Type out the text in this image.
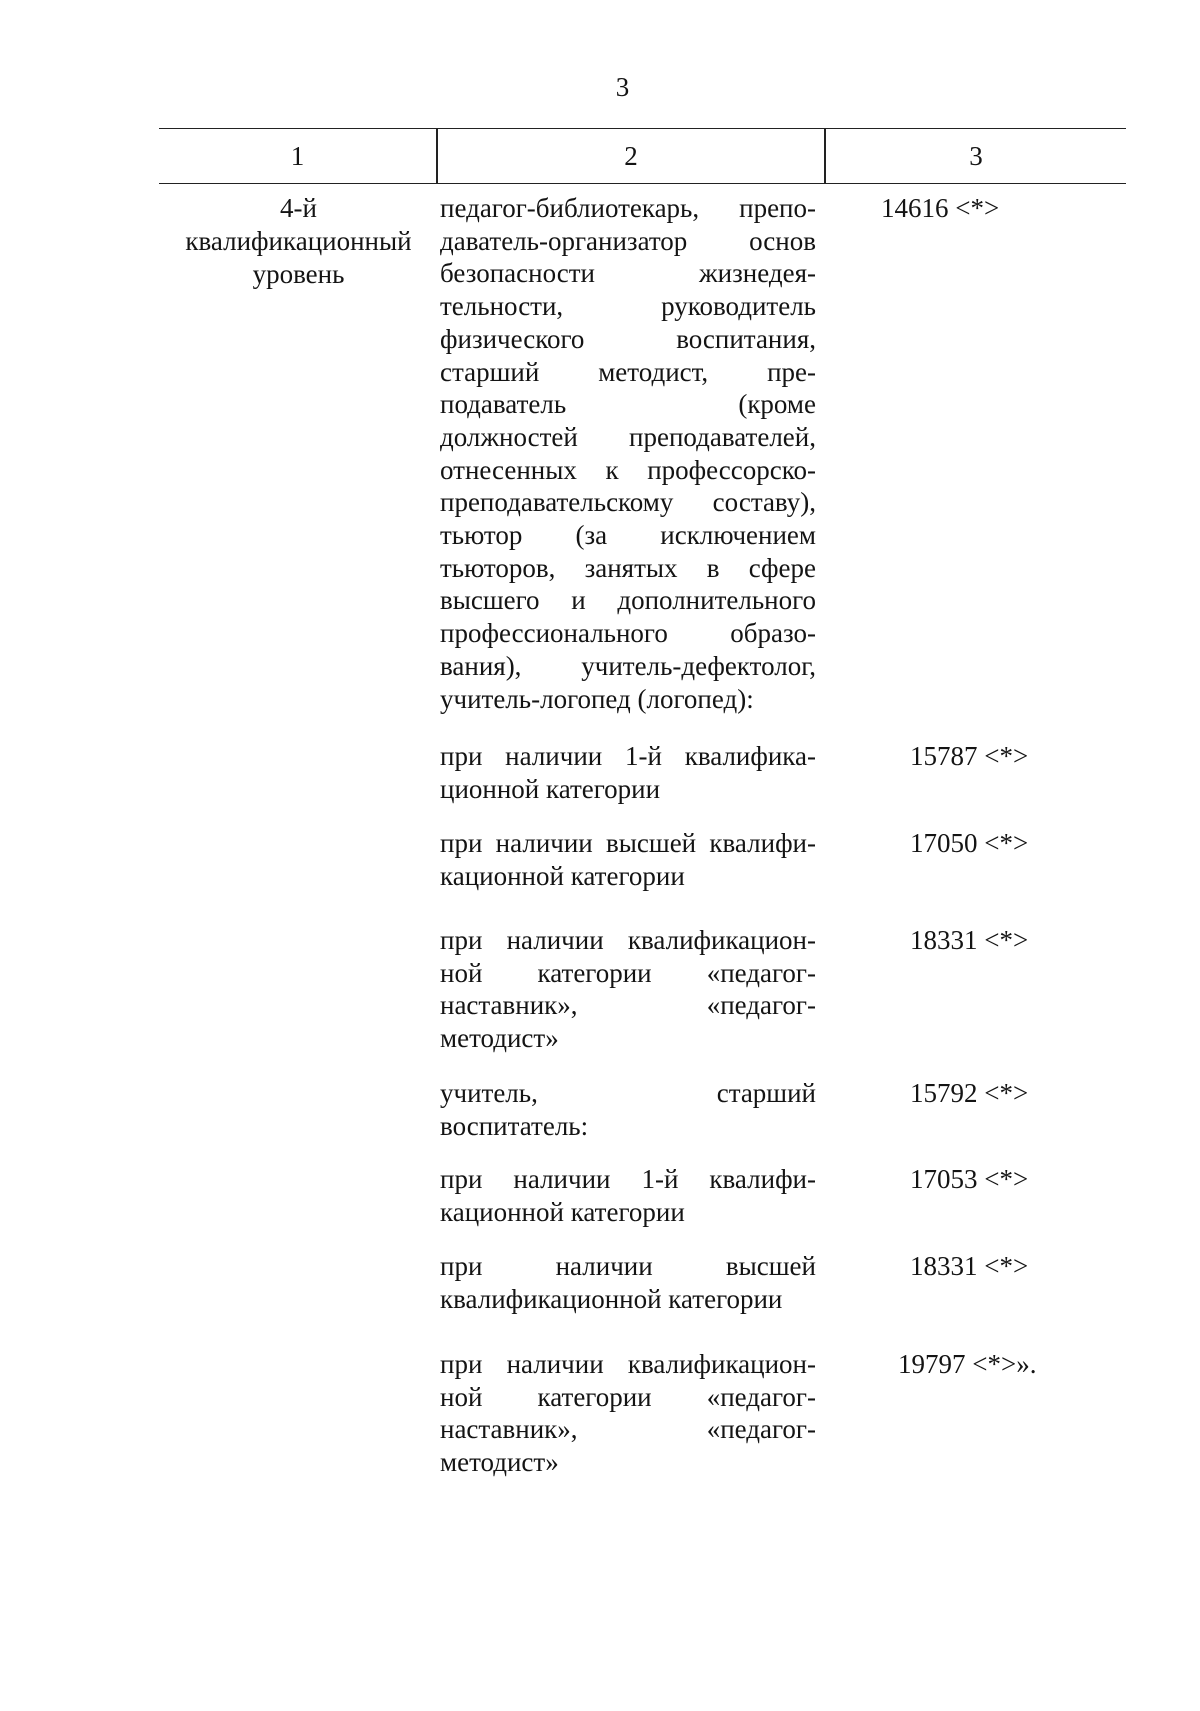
3
1	2	3
4-й
квалификационный
уровень
педагог-библиотекарь, препо-
даватель-организатор основ
безопасности жизнедея-
тельности, руководитель
физического воспитания,
старший методист, пре-
подаватель (кроме
должностей преподавателей,
отнесенных к профессорско-
преподавательскому составу),
тьютор (за исключением
тьюторов, занятых в сфере
высшего и дополнительного
профессионального образо-
вания), учитель-дефектолог,
учитель-логопед (логопед):
14616 <*>
при наличии 1-й квалифика-
ционной категории
15787 <*>
при наличии высшей квалифи-
кационной категории
17050 <*>
при наличии квалификацион-
ной категории «педагог-
наставник», «педагог-
методист»
18331 <*>
учитель, старший
воспитатель:
15792 <*>
при наличии 1-й квалифи-
кационной категории
17053 <*>
при наличии высшей
квалификационной категории
18331 <*>
при наличии квалификацион-
ной категории «педагог-
наставник», «педагог-
методист»
19797 <*>».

Short problem - Reproduce each entry precisely. Leave the pictures out.

Task answer -
Type out the text in this image.
3
1	2	3
4-й
квалификационный
уровень
педагог-библиотекарь, препо-
даватель-организатор основ
безопасности жизнедея-
тельности, руководитель
физического воспитания,
старший методист, пре-
подаватель (кроме
должностей преподавателей,
отнесенных к профессорско-
преподавательскому составу),
тьютор (за исключением
тьюторов, занятых в сфере
высшего и дополнительного
профессионального образо-
вания), учитель-дефектолог,
учитель-логопед (логопед):
14616 <*>
при наличии 1-й квалифика-
ционной категории
15787 <*>
при наличии высшей квалифи-
кационной категории
17050 <*>
при наличии квалификацион-
ной категории «педагог-
наставник», «педагог-
методист»
18331 <*>
учитель, старший
воспитатель:
15792 <*>
при наличии 1-й квалифи-
кационной категории
17053 <*>
при наличии высшей
квалификационной категории
18331 <*>
при наличии квалификацион-
ной категории «педагог-
наставник», «педагог-
методист»
19797 <*>».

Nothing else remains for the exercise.